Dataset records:
— Start —

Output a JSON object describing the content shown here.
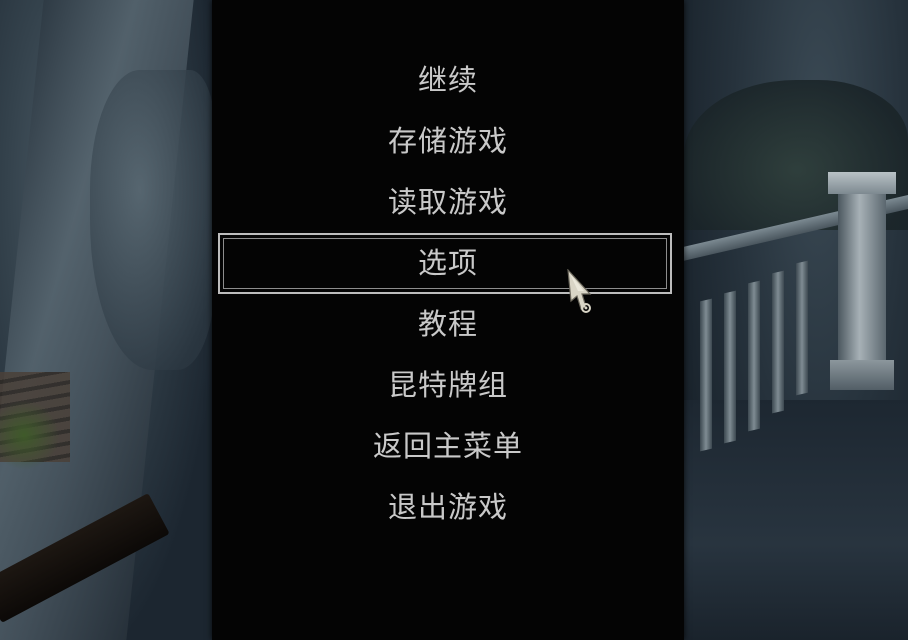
{
  "menu": {
    "items": [
      {
        "label": "继续",
        "selected": false
      },
      {
        "label": "存储游戏",
        "selected": false
      },
      {
        "label": "读取游戏",
        "selected": false
      },
      {
        "label": "选项",
        "selected": true
      },
      {
        "label": "教程",
        "selected": false
      },
      {
        "label": "昆特牌组",
        "selected": false
      },
      {
        "label": "返回主菜单",
        "selected": false
      },
      {
        "label": "退出游戏",
        "selected": false
      }
    ]
  },
  "colors": {
    "panel": "#040404",
    "text": "#c9c9c9",
    "selection_frame": "#bdbdbd"
  },
  "icons": {
    "cursor": "mouse-pointer-icon"
  }
}
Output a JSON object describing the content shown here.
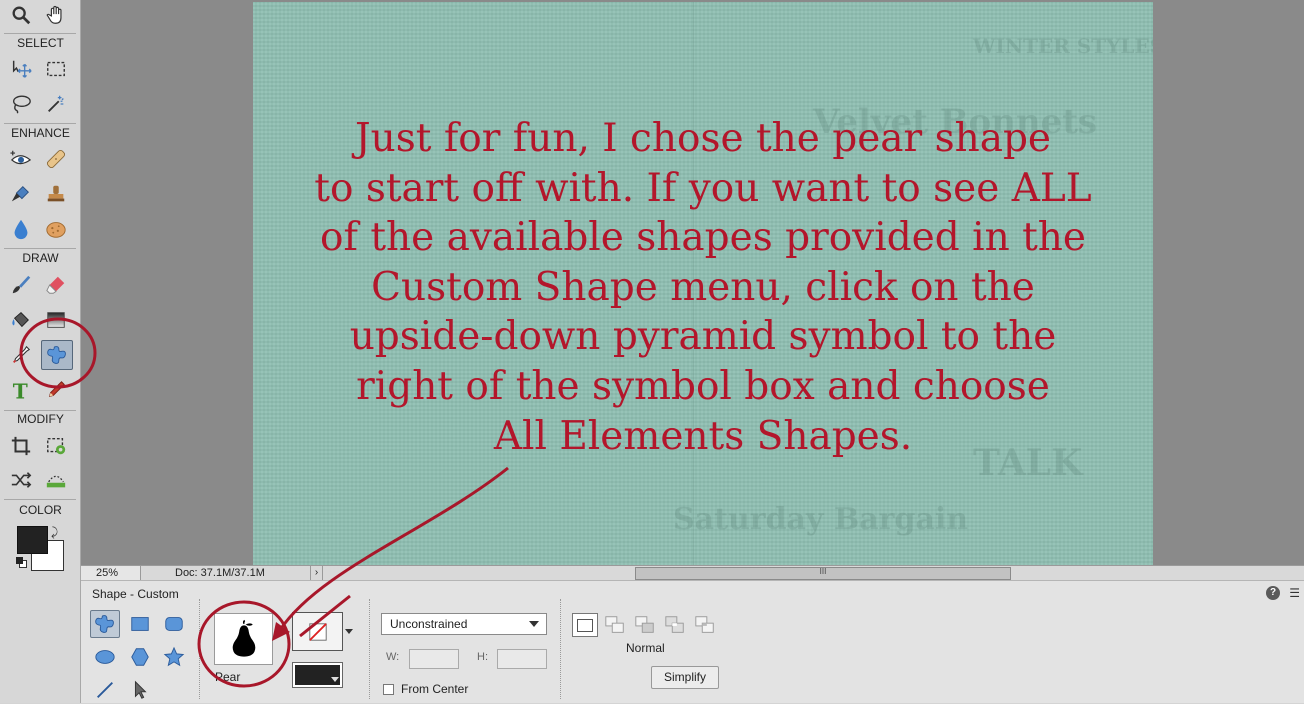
{
  "toolbox": {
    "sections": {
      "select": "SELECT",
      "enhance": "ENHANCE",
      "draw": "DRAW",
      "modify": "MODIFY",
      "color": "COLOR"
    }
  },
  "canvas": {
    "background_color": "#8fbfb2",
    "instruction_lines": [
      "Just for fun, I chose the pear shape",
      "to start off with. If you want to see ALL",
      "of the available shapes provided in the",
      "Custom Shape menu, click on the",
      "upside-down pyramid symbol to the",
      "right of the symbol box and choose",
      "All Elements Shapes."
    ],
    "text_color": "#b3162b"
  },
  "statusbar": {
    "zoom": "25%",
    "doc_size": "Doc: 37.1M/37.1M",
    "arrow": "›",
    "scroll_grip": "III"
  },
  "options": {
    "title": "Shape - Custom",
    "help": "?",
    "panel_menu": "☰",
    "shape_name": "Pear",
    "constraint": "Unconstrained",
    "w_label": "W:",
    "h_label": "H:",
    "from_center": "From Center",
    "mode": "Normal",
    "simplify": "Simplify"
  },
  "annotation_color": "#a8172a"
}
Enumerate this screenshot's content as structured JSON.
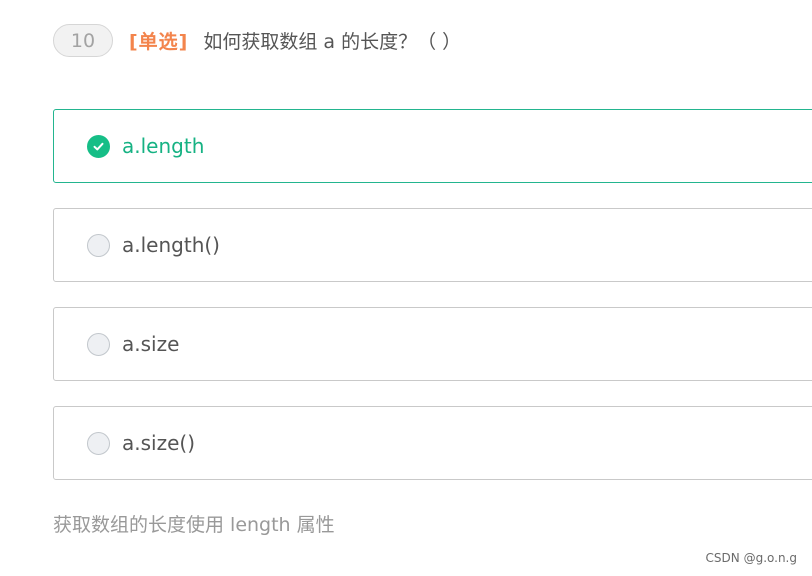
{
  "question": {
    "number": "10",
    "type": "[单选]",
    "text": "如何获取数组 a 的长度？（ ）"
  },
  "options": [
    {
      "label": "a.length",
      "selected": true
    },
    {
      "label": "a.length()",
      "selected": false
    },
    {
      "label": "a.size",
      "selected": false
    },
    {
      "label": "a.size()",
      "selected": false
    }
  ],
  "explanation": "获取数组的长度使用 length 属性",
  "watermark": "CSDN @g.o.n.g",
  "icons": {
    "selected_radio": "check-circle-icon",
    "unselected_radio": "radio-circle-icon"
  },
  "colors": {
    "accent": "#16be87",
    "type_tag": "#f3844c",
    "selected_border": "#23b58f"
  }
}
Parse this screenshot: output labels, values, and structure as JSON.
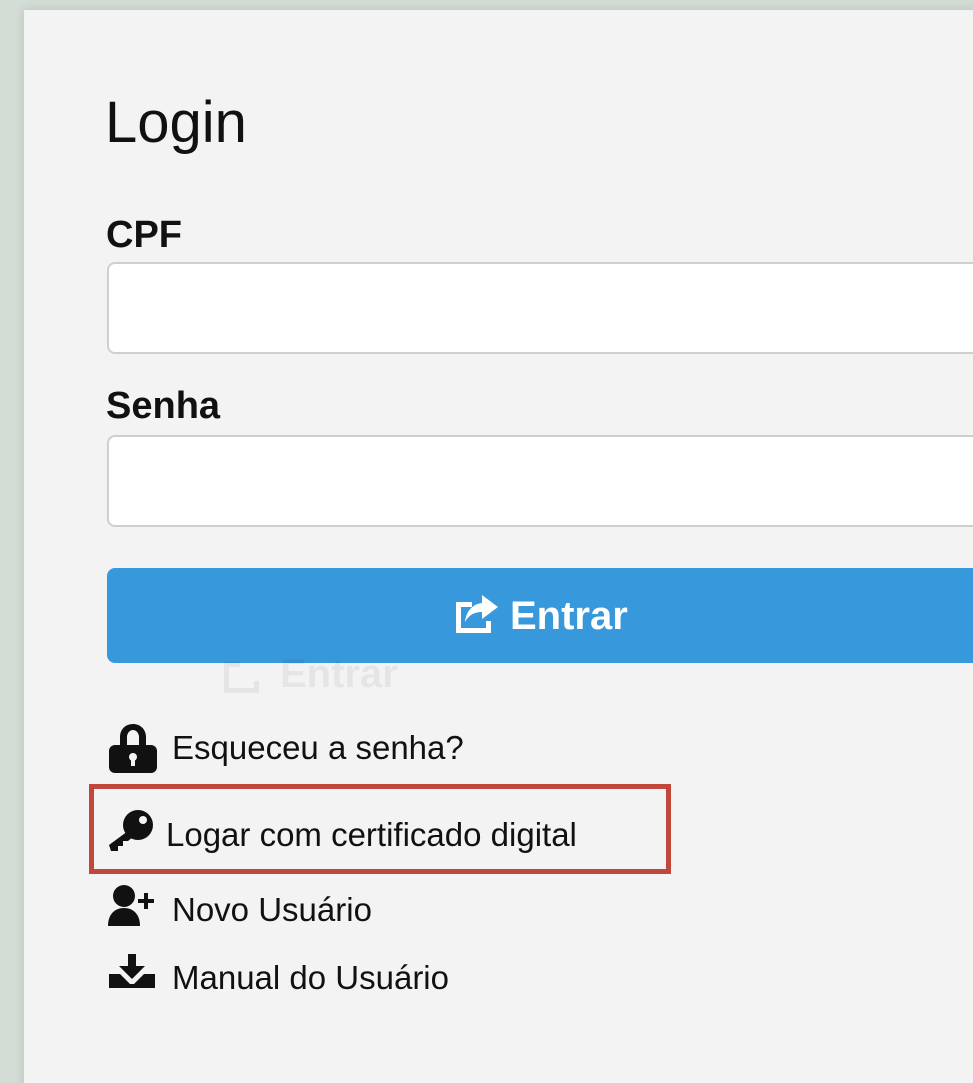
{
  "page": {
    "title": "Login"
  },
  "form": {
    "cpf_label": "CPF",
    "cpf_value": "",
    "senha_label": "Senha",
    "senha_value": "",
    "submit_label": "Entrar",
    "submit_icon": "share-square-icon"
  },
  "links": [
    {
      "label": "Esqueceu a senha?",
      "icon": "lock-icon"
    },
    {
      "label": "Logar com certificado digital",
      "icon": "key-icon"
    },
    {
      "label": "Novo Usuário",
      "icon": "user-plus-icon"
    },
    {
      "label": "Manual do Usuário",
      "icon": "download-icon"
    }
  ],
  "colors": {
    "primary_button": "#3798dc",
    "highlight_border": "#c0483a",
    "background": "#d3ddd5",
    "card": "#f3f3f3"
  }
}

— End —

TASK DETAILS
Omit all pictures while transcribing the entries verbatim.

ANSWER FOR THE TASK
Output a JSON object describing the content shown here.
{
  "menu": {
    "items": [
      {
        "label": "继续",
        "selected": false
      },
      {
        "label": "存储游戏",
        "selected": false
      },
      {
        "label": "读取游戏",
        "selected": false
      },
      {
        "label": "选项",
        "selected": true
      },
      {
        "label": "教程",
        "selected": false
      },
      {
        "label": "昆特牌组",
        "selected": false
      },
      {
        "label": "返回主菜单",
        "selected": false
      },
      {
        "label": "退出游戏",
        "selected": false
      }
    ]
  },
  "colors": {
    "panel": "#040404",
    "text": "#c9c9c9",
    "selection_frame": "#bdbdbd"
  },
  "icons": {
    "cursor": "mouse-pointer-icon"
  }
}
Output a JSON object describing the content shown here.
{
  "toolbox": {
    "sections": {
      "select": "SELECT",
      "enhance": "ENHANCE",
      "draw": "DRAW",
      "modify": "MODIFY",
      "color": "COLOR"
    }
  },
  "canvas": {
    "background_color": "#8fbfb2",
    "instruction_lines": [
      "Just for fun, I chose the pear shape",
      "to start off with. If you want to see ALL",
      "of the available shapes provided in the",
      "Custom Shape menu, click on the",
      "upside-down pyramid symbol to the",
      "right of the symbol box and choose",
      "All Elements Shapes."
    ],
    "text_color": "#b3162b"
  },
  "statusbar": {
    "zoom": "25%",
    "doc_size": "Doc: 37.1M/37.1M",
    "arrow": "›",
    "scroll_grip": "III"
  },
  "options": {
    "title": "Shape - Custom",
    "help": "?",
    "panel_menu": "☰",
    "shape_name": "Pear",
    "constraint": "Unconstrained",
    "w_label": "W:",
    "h_label": "H:",
    "from_center": "From Center",
    "mode": "Normal",
    "simplify": "Simplify"
  },
  "annotation_color": "#a8172a"
}
Enumerate this screenshot's content as structured JSON.
{
  "question": {
    "number": "10",
    "type": "[单选]",
    "text": "如何获取数组 a 的长度？（ ）"
  },
  "options": [
    {
      "label": "a.length",
      "selected": true
    },
    {
      "label": "a.length()",
      "selected": false
    },
    {
      "label": "a.size",
      "selected": false
    },
    {
      "label": "a.size()",
      "selected": false
    }
  ],
  "explanation": "获取数组的长度使用 length 属性",
  "watermark": "CSDN @g.o.n.g",
  "icons": {
    "selected_radio": "check-circle-icon",
    "unselected_radio": "radio-circle-icon"
  },
  "colors": {
    "accent": "#16be87",
    "type_tag": "#f3844c",
    "selected_border": "#23b58f"
  }
}
Parse this screenshot: output labels, values, and structure as JSON.
{
  "page": {
    "title": "Login"
  },
  "form": {
    "cpf_label": "CPF",
    "cpf_value": "",
    "senha_label": "Senha",
    "senha_value": "",
    "submit_label": "Entrar",
    "submit_icon": "share-square-icon"
  },
  "links": [
    {
      "label": "Esqueceu a senha?",
      "icon": "lock-icon"
    },
    {
      "label": "Logar com certificado digital",
      "icon": "key-icon"
    },
    {
      "label": "Novo Usuário",
      "icon": "user-plus-icon"
    },
    {
      "label": "Manual do Usuário",
      "icon": "download-icon"
    }
  ],
  "colors": {
    "primary_button": "#3798dc",
    "highlight_border": "#c0483a",
    "background": "#d3ddd5",
    "card": "#f3f3f3"
  }
}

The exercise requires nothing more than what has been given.